__Direction__: Your task is to copy the listing exactly, with the pictures left out.

__Records to process__:
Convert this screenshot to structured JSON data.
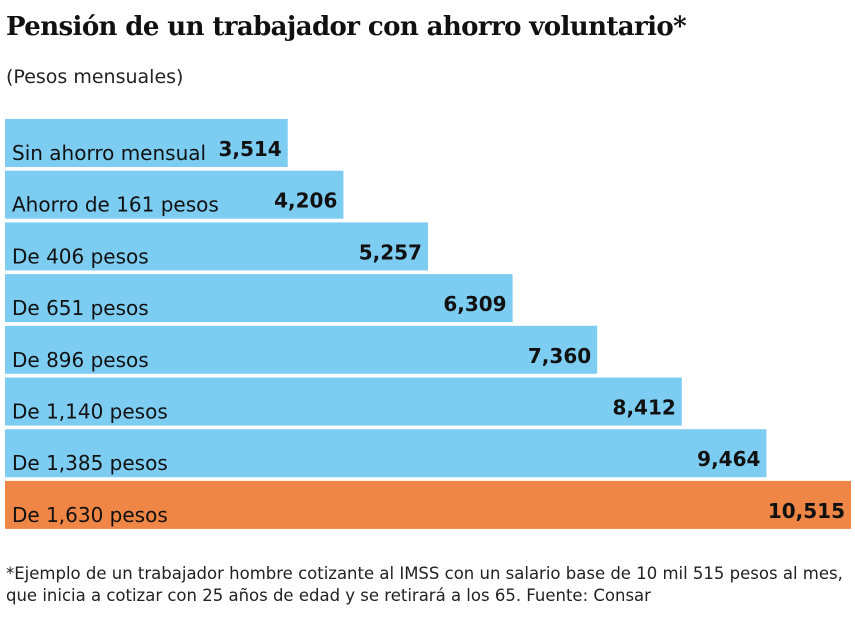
{
  "chart_data": {
    "type": "bar",
    "orientation": "horizontal",
    "title": "Pensión de un trabajador con ahorro voluntario*",
    "subtitle": "(Pesos mensuales)",
    "categories": [
      "Sin ahorro mensual",
      "Ahorro de 161 pesos",
      "De 406 pesos",
      "De 651 pesos",
      "De 896 pesos",
      "De 1,140 pesos",
      "De 1,385 pesos",
      "De 1,630 pesos"
    ],
    "values": [
      3514,
      4206,
      5257,
      6309,
      7360,
      8412,
      9464,
      10515
    ],
    "value_labels": [
      "3,514",
      "4,206",
      "5,257",
      "6,309",
      "7,360",
      "8,412",
      "9,464",
      "10,515"
    ],
    "highlight_index": 7,
    "colors": {
      "bar": "#7dcdf3",
      "highlight": "#f08645"
    },
    "xlim": [
      0,
      10515
    ],
    "grid": false,
    "note": "*Ejemplo de un trabajador hombre cotizante al IMSS con un salario base de 10 mil 515 pesos al mes, que inicia a cotizar con 25 años de edad y se retirará a los 65. Fuente: Consar"
  }
}
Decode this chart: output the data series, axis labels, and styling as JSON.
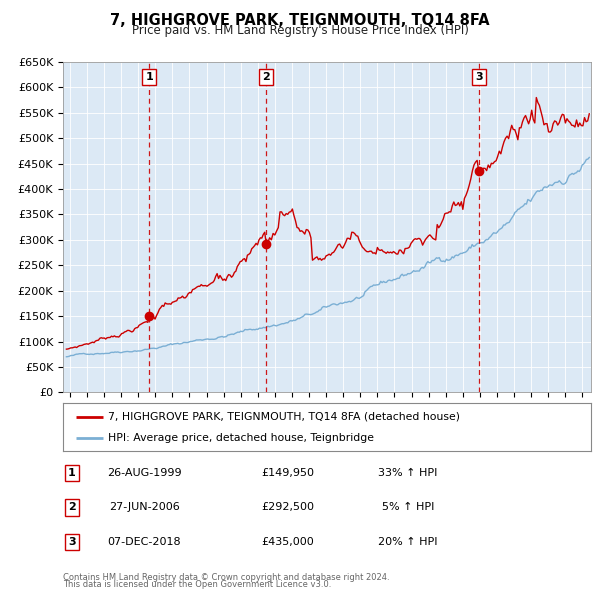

__Exercise result__:
Convert this screenshot to structured JSON data.
{
  "chart_data": {
    "type": "bar",
    "orientation": "horizontal",
    "title": "Pensión de un trabajador con ahorro voluntario*",
    "subtitle": "(Pesos mensuales)",
    "categories": [
      "Sin ahorro mensual",
      "Ahorro de 161 pesos",
      "De 406 pesos",
      "De 651 pesos",
      "De 896 pesos",
      "De 1,140 pesos",
      "De 1,385 pesos",
      "De 1,630 pesos"
    ],
    "values": [
      3514,
      4206,
      5257,
      6309,
      7360,
      8412,
      9464,
      10515
    ],
    "value_labels": [
      "3,514",
      "4,206",
      "5,257",
      "6,309",
      "7,360",
      "8,412",
      "9,464",
      "10,515"
    ],
    "highlight_index": 7,
    "colors": {
      "bar": "#7dcdf3",
      "highlight": "#f08645"
    },
    "xlim": [
      0,
      10515
    ],
    "grid": false,
    "note": "*Ejemplo de un trabajador hombre cotizante al IMSS con un salario base de 10 mil 515 pesos al mes, que inicia a cotizar con 25 años de edad y se retirará a los 65. Fuente: Consar"
  }
}
Decode this chart: output the data series, axis labels, and styling as JSON.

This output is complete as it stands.